____ MATERIAL

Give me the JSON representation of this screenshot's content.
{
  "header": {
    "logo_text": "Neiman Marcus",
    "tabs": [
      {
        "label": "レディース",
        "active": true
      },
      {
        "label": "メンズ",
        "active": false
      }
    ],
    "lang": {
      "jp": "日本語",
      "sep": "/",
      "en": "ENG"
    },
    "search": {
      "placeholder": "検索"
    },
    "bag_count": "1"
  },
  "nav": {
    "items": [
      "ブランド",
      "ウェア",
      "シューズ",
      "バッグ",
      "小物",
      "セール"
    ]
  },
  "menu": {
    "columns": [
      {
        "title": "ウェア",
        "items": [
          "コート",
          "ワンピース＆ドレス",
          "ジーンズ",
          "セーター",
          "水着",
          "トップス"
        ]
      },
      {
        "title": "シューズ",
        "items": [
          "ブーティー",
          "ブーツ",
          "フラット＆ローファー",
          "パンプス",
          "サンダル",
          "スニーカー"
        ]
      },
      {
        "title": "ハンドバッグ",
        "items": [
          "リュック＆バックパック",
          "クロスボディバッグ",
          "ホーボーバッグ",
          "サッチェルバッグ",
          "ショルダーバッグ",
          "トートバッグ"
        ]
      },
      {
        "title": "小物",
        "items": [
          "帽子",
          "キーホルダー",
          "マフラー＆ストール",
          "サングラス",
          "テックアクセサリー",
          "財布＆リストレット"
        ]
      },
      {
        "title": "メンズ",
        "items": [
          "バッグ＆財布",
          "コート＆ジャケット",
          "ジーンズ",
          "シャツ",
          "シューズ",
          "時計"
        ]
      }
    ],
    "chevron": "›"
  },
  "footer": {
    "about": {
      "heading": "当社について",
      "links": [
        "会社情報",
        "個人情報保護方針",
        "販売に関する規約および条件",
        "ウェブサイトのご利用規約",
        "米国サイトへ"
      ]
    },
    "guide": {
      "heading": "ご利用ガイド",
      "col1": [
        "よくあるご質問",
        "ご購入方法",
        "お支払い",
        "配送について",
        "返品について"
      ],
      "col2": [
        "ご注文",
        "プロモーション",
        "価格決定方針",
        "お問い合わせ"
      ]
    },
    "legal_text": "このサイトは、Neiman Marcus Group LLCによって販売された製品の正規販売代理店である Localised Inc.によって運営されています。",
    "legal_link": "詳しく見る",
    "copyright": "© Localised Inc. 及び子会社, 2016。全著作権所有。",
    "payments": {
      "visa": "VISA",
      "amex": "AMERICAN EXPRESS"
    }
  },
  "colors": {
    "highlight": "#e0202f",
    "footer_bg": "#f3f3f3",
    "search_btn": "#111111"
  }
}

________

◆ REQUIRED TASK
Tally how many lines of the material contain the word "Marcus". The answer must be the number and nothing else.

◆ RESPONSE
2